OBJECTIVE: Any pictures in the records below should be skipped; write out everything else exactly.

DATA TO PROCESS:
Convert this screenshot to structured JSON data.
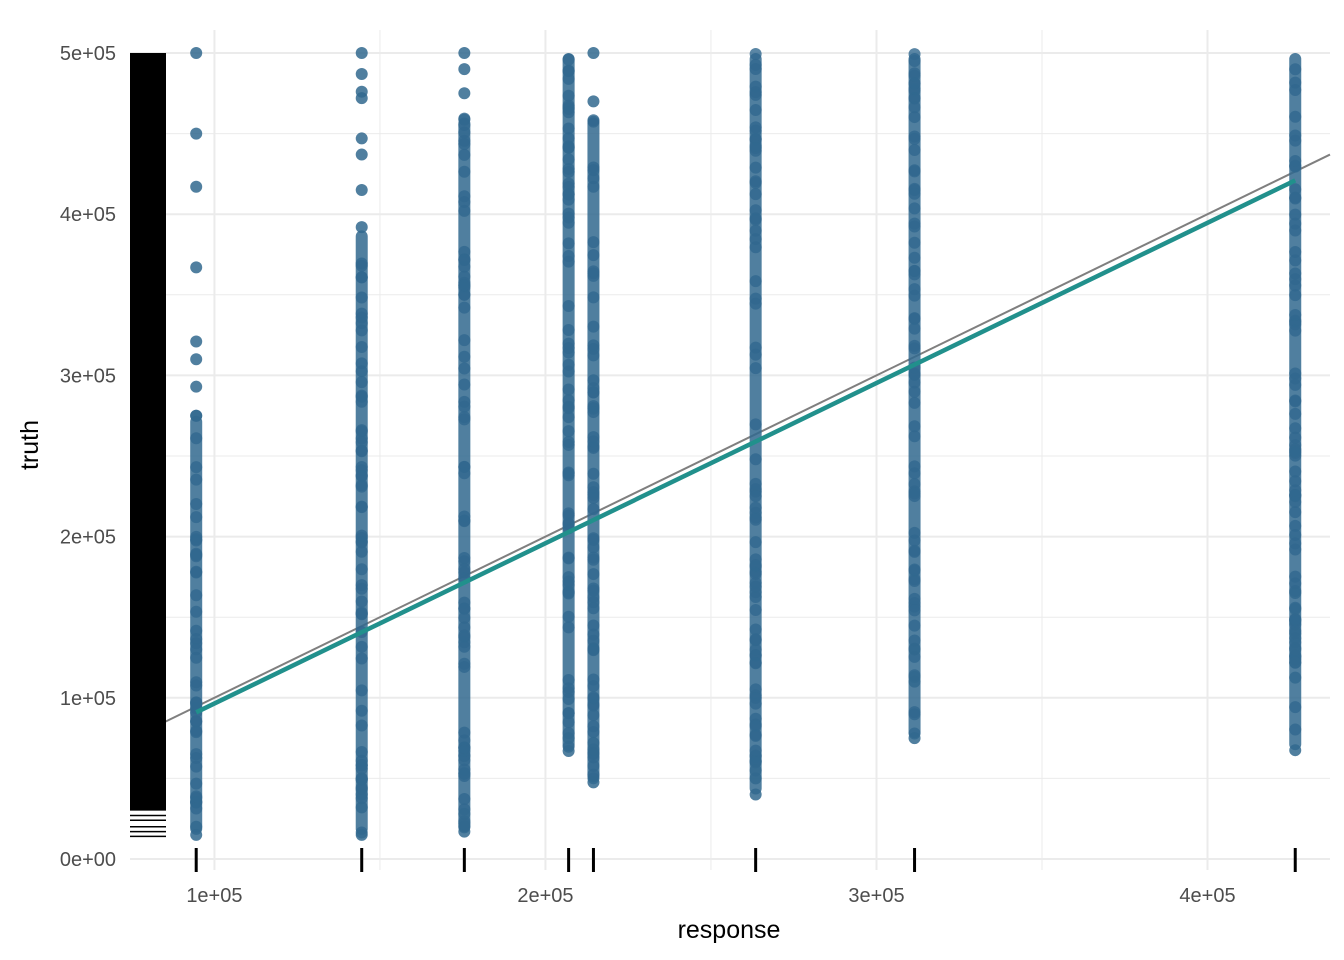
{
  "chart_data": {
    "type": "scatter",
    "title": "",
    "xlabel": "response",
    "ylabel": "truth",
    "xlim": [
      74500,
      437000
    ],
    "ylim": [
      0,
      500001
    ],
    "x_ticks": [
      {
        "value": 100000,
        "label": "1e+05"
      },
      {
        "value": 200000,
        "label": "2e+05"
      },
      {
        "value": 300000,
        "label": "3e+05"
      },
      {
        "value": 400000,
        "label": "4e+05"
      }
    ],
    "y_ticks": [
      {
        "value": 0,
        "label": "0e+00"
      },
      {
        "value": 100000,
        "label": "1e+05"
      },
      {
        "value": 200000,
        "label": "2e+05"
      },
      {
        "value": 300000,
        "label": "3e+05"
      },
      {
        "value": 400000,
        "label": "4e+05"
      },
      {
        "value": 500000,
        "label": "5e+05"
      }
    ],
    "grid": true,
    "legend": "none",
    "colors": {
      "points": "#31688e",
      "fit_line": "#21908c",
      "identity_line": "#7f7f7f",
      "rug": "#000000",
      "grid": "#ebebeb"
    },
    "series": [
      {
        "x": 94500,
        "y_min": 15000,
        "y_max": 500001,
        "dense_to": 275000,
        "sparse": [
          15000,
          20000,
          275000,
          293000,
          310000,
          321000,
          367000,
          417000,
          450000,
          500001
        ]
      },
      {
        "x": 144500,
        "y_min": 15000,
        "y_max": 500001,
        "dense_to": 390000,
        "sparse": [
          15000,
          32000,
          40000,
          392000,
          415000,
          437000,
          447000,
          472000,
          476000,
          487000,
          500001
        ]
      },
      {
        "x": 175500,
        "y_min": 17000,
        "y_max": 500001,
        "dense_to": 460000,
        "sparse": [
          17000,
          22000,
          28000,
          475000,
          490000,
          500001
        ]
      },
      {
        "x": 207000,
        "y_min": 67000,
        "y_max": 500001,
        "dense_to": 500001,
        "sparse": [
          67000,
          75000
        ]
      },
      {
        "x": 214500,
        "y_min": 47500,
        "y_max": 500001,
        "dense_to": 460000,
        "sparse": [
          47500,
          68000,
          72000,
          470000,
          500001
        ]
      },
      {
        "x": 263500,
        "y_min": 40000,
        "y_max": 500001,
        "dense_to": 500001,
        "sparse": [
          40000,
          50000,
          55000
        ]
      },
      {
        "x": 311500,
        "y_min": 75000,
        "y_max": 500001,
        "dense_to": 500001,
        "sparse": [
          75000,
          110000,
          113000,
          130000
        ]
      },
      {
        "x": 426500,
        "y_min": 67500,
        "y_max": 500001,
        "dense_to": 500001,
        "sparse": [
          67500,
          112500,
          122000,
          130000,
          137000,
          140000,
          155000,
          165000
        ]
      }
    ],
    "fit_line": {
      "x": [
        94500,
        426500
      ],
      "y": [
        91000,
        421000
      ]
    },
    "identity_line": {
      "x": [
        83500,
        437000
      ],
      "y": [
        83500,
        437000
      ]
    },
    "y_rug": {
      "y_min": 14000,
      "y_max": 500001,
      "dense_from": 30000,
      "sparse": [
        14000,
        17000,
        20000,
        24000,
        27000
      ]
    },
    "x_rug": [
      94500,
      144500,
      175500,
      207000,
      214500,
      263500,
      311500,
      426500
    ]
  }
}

ANSWER TO THE EXERCISE:
Convert this screenshot to structured JSON data.
{
  "chart_data": {
    "type": "scatter",
    "title": "",
    "xlabel": "response",
    "ylabel": "truth",
    "xlim": [
      74500,
      437000
    ],
    "ylim": [
      0,
      500001
    ],
    "x_ticks": [
      {
        "value": 100000,
        "label": "1e+05"
      },
      {
        "value": 200000,
        "label": "2e+05"
      },
      {
        "value": 300000,
        "label": "3e+05"
      },
      {
        "value": 400000,
        "label": "4e+05"
      }
    ],
    "y_ticks": [
      {
        "value": 0,
        "label": "0e+00"
      },
      {
        "value": 100000,
        "label": "1e+05"
      },
      {
        "value": 200000,
        "label": "2e+05"
      },
      {
        "value": 300000,
        "label": "3e+05"
      },
      {
        "value": 400000,
        "label": "4e+05"
      },
      {
        "value": 500000,
        "label": "5e+05"
      }
    ],
    "grid": true,
    "legend": "none",
    "colors": {
      "points": "#31688e",
      "fit_line": "#21908c",
      "identity_line": "#7f7f7f",
      "rug": "#000000",
      "grid": "#ebebeb"
    },
    "series": [
      {
        "x": 94500,
        "y_min": 15000,
        "y_max": 500001,
        "dense_to": 275000,
        "sparse": [
          15000,
          20000,
          275000,
          293000,
          310000,
          321000,
          367000,
          417000,
          450000,
          500001
        ]
      },
      {
        "x": 144500,
        "y_min": 15000,
        "y_max": 500001,
        "dense_to": 390000,
        "sparse": [
          15000,
          32000,
          40000,
          392000,
          415000,
          437000,
          447000,
          472000,
          476000,
          487000,
          500001
        ]
      },
      {
        "x": 175500,
        "y_min": 17000,
        "y_max": 500001,
        "dense_to": 460000,
        "sparse": [
          17000,
          22000,
          28000,
          475000,
          490000,
          500001
        ]
      },
      {
        "x": 207000,
        "y_min": 67000,
        "y_max": 500001,
        "dense_to": 500001,
        "sparse": [
          67000,
          75000
        ]
      },
      {
        "x": 214500,
        "y_min": 47500,
        "y_max": 500001,
        "dense_to": 460000,
        "sparse": [
          47500,
          68000,
          72000,
          470000,
          500001
        ]
      },
      {
        "x": 263500,
        "y_min": 40000,
        "y_max": 500001,
        "dense_to": 500001,
        "sparse": [
          40000,
          50000,
          55000
        ]
      },
      {
        "x": 311500,
        "y_min": 75000,
        "y_max": 500001,
        "dense_to": 500001,
        "sparse": [
          75000,
          110000,
          113000,
          130000
        ]
      },
      {
        "x": 426500,
        "y_min": 67500,
        "y_max": 500001,
        "dense_to": 500001,
        "sparse": [
          67500,
          112500,
          122000,
          130000,
          137000,
          140000,
          155000,
          165000
        ]
      }
    ],
    "fit_line": {
      "x": [
        94500,
        426500
      ],
      "y": [
        91000,
        421000
      ]
    },
    "identity_line": {
      "x": [
        83500,
        437000
      ],
      "y": [
        83500,
        437000
      ]
    },
    "y_rug": {
      "y_min": 14000,
      "y_max": 500001,
      "dense_from": 30000,
      "sparse": [
        14000,
        17000,
        20000,
        24000,
        27000
      ]
    },
    "x_rug": [
      94500,
      144500,
      175500,
      207000,
      214500,
      263500,
      311500,
      426500
    ]
  }
}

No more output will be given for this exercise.